## DATA LISTING
###
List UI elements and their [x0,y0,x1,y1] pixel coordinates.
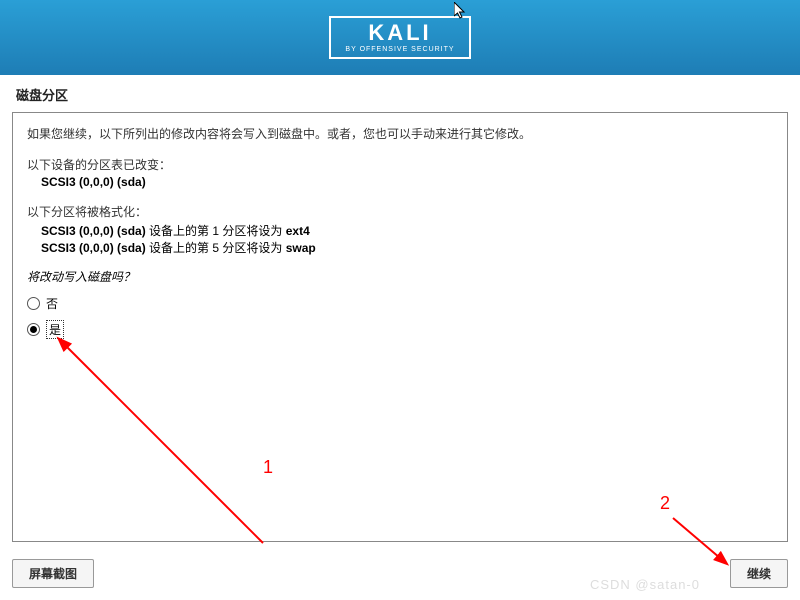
###
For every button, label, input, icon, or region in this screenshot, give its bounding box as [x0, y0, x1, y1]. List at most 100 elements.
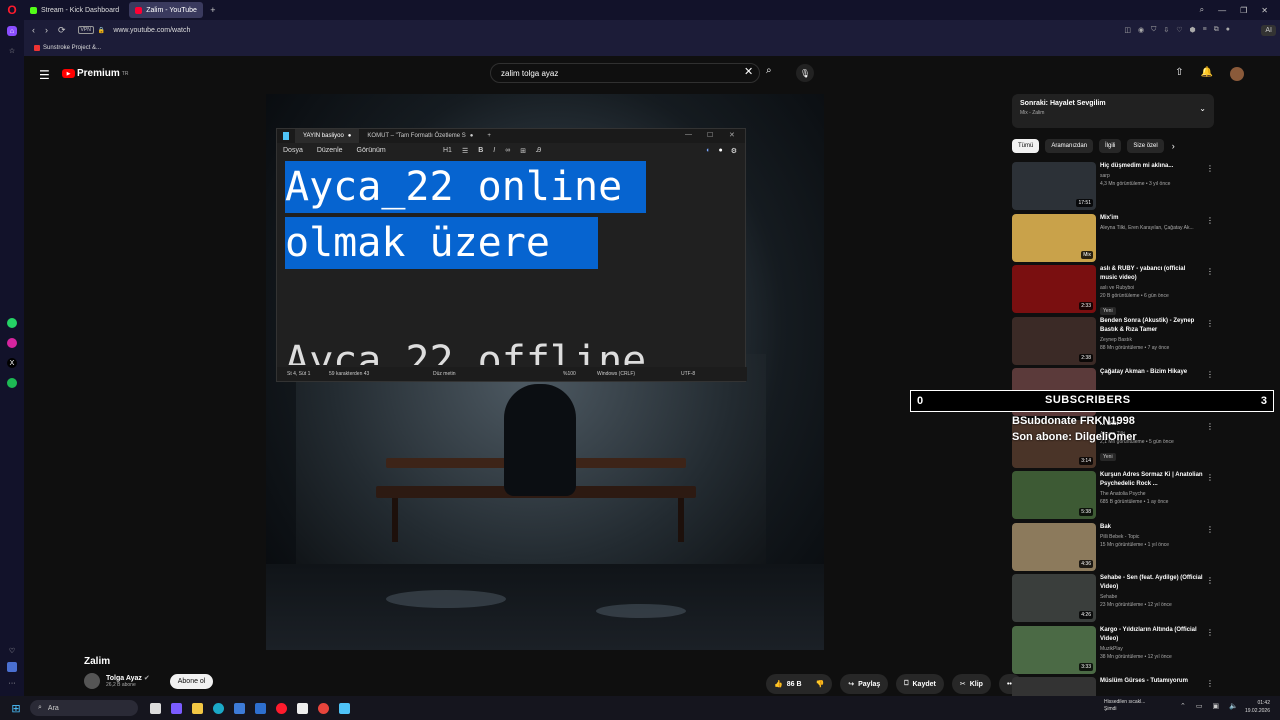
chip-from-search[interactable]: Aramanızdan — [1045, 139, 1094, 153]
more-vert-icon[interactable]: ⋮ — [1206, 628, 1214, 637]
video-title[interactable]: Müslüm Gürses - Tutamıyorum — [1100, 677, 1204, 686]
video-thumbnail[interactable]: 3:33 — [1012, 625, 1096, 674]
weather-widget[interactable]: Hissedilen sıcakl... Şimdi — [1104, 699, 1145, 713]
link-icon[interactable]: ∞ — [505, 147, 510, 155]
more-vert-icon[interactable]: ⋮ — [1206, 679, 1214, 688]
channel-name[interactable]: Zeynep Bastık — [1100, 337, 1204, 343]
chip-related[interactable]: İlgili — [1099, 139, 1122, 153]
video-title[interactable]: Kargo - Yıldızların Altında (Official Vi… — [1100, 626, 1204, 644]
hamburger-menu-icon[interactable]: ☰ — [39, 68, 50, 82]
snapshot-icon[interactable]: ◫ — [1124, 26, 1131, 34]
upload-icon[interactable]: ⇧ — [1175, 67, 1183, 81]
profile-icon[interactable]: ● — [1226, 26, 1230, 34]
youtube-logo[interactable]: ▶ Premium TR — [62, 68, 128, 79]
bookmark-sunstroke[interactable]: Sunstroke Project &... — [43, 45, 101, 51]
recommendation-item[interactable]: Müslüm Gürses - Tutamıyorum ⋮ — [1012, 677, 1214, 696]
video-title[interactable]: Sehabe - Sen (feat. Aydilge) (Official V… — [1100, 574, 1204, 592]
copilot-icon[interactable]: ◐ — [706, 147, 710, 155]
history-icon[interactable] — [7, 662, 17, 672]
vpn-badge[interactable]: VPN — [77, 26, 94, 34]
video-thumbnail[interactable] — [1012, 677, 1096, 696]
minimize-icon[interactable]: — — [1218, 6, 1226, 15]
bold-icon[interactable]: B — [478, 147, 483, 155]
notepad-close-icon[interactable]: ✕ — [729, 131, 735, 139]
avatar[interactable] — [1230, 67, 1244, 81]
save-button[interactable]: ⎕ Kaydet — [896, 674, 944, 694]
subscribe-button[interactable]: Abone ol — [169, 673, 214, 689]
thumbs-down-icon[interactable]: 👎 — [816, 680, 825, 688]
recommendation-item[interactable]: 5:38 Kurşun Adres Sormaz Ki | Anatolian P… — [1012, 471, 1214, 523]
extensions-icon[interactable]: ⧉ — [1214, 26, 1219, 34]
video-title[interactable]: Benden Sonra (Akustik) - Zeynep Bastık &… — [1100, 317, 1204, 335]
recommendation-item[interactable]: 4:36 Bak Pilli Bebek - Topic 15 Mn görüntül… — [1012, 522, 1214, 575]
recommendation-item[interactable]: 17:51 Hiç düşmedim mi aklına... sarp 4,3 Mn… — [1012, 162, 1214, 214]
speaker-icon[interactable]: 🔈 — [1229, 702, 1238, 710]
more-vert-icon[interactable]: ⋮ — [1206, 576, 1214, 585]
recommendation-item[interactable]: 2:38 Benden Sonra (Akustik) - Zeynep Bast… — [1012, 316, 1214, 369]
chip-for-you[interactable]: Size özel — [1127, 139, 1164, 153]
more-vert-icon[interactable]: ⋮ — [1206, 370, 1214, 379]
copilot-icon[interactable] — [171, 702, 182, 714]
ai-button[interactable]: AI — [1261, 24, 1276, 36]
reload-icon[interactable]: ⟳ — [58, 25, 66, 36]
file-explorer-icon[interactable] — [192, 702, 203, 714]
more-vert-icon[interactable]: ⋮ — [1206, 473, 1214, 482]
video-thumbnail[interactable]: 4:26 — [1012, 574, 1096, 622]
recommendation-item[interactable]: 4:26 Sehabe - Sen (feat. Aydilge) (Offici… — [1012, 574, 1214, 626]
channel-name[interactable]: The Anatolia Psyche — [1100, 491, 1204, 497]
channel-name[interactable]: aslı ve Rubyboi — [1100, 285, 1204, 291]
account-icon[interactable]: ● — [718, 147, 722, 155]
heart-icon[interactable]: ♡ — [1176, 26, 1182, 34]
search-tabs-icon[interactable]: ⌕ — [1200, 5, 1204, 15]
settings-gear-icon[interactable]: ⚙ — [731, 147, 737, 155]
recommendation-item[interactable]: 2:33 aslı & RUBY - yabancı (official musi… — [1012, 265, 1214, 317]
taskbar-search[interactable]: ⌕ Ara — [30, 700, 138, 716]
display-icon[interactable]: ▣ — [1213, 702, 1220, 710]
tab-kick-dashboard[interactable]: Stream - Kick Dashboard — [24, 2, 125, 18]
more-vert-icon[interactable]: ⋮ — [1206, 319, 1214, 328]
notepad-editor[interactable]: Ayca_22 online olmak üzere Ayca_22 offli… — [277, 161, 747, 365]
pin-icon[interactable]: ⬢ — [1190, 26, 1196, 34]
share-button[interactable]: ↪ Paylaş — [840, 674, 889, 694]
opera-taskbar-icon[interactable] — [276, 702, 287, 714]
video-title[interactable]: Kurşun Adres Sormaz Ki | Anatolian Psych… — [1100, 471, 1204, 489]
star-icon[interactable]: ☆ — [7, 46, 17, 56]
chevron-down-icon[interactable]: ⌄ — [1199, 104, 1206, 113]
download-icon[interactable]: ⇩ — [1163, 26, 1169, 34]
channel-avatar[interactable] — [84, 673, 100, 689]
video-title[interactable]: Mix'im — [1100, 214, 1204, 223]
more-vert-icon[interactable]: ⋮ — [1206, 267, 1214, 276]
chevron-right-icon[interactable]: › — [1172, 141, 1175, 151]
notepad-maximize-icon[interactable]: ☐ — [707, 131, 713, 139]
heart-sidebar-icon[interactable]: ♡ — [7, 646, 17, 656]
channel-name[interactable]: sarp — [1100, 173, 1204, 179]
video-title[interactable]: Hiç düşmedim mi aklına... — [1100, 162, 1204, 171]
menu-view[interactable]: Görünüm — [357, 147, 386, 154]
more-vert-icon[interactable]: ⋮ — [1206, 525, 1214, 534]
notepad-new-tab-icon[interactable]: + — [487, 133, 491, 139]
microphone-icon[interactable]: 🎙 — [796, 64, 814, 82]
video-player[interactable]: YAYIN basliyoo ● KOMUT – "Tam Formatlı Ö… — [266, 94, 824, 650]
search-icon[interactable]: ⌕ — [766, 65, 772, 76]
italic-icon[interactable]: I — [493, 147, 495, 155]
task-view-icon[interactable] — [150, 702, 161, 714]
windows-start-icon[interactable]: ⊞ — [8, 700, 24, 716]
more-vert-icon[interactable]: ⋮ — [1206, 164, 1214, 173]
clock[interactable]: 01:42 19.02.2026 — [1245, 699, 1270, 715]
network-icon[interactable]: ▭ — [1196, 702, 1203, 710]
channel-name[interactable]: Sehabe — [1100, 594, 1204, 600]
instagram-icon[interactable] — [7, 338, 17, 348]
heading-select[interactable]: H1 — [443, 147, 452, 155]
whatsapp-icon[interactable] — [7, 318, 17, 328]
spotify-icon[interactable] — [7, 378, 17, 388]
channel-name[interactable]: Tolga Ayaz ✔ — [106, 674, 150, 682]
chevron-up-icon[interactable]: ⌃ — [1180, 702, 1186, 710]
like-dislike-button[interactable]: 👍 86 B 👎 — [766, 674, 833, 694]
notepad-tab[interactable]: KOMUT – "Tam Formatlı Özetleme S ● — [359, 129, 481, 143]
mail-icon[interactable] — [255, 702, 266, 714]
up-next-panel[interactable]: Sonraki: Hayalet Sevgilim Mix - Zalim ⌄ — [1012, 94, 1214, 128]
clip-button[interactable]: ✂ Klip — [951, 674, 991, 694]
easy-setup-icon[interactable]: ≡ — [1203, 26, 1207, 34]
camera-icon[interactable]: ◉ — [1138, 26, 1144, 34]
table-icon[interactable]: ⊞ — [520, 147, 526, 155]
###
## WHAT NEEDS TO BE DONE
Reproduce the items verbatim, starting at the line that has "For every button, label, input, icon, or" and stopping after the line that has "upload-icon[interactable]: ⇧ —". Leave the picture out.

## THE OUTPUT
For every button, label, input, icon, or region in this screenshot, give its bounding box as [x0, y0, x1, y1]. List at most 100 elements.
chip-from-search[interactable]: Aramanızdan — [1045, 139, 1094, 153]
more-vert-icon[interactable]: ⋮ — [1206, 628, 1214, 637]
video-title[interactable]: Müslüm Gürses - Tutamıyorum — [1100, 677, 1204, 686]
video-thumbnail[interactable]: 3:33 — [1012, 625, 1096, 674]
weather-widget[interactable]: Hissedilen sıcakl... Şimdi — [1104, 699, 1145, 713]
link-icon[interactable]: ∞ — [505, 147, 510, 155]
more-vert-icon[interactable]: ⋮ — [1206, 679, 1214, 688]
channel-name[interactable]: Zeynep Bastık — [1100, 337, 1204, 343]
chip-related[interactable]: İlgili — [1099, 139, 1122, 153]
video-title[interactable]: Kargo - Yıldızların Altında (Official Vi… — [1100, 626, 1204, 644]
hamburger-menu-icon[interactable]: ☰ — [39, 68, 50, 82]
snapshot-icon[interactable]: ◫ — [1124, 26, 1131, 34]
upload-icon[interactable]: ⇧ — [1175, 67, 1183, 81]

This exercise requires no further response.